## WHAT THE TASK REQUIRES
Determine how many lines contain the string "using". Reply with that figure and nothing else.

[Stored entries]
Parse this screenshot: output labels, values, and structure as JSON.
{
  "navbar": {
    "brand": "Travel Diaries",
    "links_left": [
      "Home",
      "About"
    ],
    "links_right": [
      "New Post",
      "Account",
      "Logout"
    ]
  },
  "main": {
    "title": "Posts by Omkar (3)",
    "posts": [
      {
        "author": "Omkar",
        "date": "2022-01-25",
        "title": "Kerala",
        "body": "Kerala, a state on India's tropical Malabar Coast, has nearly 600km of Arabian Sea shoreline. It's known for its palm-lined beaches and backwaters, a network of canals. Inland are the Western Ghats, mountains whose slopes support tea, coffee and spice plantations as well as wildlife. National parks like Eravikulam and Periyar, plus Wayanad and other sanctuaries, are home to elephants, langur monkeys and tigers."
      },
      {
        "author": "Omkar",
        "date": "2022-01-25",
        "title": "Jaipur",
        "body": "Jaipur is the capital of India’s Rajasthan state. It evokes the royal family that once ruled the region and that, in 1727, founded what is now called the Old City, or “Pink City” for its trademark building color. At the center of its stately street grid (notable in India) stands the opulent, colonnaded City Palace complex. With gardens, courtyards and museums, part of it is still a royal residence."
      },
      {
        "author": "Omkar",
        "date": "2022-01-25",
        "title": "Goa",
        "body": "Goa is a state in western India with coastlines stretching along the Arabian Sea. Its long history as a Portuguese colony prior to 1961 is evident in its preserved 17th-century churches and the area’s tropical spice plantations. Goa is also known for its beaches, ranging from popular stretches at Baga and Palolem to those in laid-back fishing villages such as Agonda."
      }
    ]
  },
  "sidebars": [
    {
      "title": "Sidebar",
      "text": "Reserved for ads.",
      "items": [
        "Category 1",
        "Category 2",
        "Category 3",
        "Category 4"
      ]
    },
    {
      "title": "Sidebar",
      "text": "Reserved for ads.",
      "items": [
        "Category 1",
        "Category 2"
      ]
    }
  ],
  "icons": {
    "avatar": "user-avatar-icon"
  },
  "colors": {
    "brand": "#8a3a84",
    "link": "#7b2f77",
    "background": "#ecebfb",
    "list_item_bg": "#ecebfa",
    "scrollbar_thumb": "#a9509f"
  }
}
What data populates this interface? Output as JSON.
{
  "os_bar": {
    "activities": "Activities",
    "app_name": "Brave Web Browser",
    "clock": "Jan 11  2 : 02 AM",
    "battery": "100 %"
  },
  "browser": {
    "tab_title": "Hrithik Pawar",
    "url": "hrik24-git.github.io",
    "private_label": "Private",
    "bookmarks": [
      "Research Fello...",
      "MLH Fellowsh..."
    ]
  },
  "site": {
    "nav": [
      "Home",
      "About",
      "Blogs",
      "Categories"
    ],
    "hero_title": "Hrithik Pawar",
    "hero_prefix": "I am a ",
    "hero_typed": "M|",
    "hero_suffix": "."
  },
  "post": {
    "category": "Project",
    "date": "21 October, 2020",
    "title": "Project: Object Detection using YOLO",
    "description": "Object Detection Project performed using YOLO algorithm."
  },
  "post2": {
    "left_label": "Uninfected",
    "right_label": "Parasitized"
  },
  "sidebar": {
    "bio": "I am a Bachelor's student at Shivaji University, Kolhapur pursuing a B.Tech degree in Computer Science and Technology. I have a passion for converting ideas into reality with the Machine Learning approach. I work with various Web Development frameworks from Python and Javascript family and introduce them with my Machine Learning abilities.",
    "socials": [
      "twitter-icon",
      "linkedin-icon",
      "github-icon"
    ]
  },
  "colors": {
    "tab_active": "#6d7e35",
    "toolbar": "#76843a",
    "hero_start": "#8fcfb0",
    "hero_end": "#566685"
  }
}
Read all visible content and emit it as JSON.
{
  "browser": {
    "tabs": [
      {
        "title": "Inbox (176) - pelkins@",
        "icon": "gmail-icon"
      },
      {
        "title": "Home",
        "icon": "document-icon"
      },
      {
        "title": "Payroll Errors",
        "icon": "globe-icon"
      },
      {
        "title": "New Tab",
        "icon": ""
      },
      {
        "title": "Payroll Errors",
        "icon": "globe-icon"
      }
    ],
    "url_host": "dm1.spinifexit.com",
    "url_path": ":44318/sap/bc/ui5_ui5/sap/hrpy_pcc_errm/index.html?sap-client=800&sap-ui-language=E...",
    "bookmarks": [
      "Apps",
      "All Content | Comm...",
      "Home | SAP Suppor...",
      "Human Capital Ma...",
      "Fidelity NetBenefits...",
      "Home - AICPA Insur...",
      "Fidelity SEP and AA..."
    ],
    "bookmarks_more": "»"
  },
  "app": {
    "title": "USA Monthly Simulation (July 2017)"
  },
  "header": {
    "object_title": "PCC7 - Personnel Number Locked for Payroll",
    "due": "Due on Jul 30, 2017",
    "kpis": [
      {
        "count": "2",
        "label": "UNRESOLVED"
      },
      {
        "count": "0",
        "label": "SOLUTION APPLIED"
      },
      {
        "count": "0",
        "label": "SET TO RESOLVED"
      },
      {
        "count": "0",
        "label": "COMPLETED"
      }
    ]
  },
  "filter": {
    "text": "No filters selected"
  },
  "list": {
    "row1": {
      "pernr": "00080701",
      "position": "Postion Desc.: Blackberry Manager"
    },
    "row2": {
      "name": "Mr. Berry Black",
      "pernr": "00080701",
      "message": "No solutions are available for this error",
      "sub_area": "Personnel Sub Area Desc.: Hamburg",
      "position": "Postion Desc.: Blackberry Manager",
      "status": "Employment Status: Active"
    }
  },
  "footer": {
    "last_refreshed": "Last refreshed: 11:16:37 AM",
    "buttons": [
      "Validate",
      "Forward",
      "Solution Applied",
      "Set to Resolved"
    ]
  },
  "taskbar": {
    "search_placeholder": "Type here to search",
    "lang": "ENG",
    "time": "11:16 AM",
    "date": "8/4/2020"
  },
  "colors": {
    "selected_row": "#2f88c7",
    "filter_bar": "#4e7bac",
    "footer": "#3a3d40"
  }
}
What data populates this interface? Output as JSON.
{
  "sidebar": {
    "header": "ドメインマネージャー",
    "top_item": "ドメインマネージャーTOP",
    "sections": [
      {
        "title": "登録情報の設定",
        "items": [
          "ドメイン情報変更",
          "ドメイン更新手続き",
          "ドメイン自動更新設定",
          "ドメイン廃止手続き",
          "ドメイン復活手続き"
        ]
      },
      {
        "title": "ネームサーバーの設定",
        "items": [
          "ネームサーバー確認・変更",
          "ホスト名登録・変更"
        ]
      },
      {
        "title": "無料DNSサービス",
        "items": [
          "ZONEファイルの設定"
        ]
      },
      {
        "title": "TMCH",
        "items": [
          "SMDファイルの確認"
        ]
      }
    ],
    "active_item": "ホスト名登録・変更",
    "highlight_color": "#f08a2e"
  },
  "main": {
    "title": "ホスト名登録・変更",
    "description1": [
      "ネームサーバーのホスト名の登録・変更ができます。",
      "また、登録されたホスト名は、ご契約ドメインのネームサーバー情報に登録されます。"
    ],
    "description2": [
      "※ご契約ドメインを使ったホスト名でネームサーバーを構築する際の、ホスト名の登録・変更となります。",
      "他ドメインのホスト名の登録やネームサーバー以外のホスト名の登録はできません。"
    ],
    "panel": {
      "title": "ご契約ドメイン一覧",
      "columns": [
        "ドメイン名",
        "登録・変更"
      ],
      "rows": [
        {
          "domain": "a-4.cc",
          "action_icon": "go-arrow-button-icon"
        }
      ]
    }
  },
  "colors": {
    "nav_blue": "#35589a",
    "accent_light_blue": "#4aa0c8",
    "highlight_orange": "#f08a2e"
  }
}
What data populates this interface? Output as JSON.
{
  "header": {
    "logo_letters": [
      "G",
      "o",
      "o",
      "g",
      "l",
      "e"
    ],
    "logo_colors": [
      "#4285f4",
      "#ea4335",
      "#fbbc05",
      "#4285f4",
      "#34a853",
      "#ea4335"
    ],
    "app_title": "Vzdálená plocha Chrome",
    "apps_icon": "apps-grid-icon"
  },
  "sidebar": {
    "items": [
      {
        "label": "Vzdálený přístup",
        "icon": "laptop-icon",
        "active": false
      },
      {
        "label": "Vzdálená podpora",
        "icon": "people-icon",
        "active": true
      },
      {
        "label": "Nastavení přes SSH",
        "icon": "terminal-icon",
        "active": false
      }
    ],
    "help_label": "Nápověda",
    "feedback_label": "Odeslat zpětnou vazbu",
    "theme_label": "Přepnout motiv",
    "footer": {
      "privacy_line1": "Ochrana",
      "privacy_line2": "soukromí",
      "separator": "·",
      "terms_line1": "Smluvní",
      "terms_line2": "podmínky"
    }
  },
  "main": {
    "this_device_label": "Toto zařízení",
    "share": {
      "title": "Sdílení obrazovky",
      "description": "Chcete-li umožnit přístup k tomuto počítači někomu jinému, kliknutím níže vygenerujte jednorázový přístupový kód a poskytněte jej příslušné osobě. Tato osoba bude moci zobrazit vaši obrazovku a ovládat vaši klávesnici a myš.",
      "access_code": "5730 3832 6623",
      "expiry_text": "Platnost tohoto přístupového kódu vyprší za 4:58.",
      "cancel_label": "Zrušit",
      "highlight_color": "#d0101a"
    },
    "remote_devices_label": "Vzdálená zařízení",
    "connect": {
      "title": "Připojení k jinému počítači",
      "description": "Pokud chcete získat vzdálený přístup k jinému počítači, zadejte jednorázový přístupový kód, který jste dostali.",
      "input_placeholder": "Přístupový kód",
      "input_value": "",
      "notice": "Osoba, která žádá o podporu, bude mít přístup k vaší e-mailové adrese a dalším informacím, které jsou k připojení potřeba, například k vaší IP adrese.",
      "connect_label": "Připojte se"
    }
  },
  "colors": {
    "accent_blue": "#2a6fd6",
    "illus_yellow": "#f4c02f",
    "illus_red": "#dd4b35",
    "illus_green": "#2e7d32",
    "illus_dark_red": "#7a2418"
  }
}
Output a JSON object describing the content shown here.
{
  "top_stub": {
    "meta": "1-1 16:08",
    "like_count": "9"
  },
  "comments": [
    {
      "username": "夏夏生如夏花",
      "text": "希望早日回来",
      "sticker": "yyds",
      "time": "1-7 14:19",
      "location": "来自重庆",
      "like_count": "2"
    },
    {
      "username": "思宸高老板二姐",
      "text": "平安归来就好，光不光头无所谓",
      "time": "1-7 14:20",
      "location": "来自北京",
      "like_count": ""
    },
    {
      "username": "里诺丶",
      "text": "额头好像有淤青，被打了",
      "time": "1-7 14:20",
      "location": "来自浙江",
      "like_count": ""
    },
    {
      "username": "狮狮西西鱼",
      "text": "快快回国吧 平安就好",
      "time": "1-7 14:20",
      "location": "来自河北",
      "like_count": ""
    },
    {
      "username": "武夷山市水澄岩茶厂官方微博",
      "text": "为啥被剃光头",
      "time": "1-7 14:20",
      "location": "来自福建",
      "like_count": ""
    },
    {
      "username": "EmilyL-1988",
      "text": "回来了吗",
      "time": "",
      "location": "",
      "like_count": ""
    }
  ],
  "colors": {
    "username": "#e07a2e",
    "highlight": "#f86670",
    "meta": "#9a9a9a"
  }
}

## RESULT
2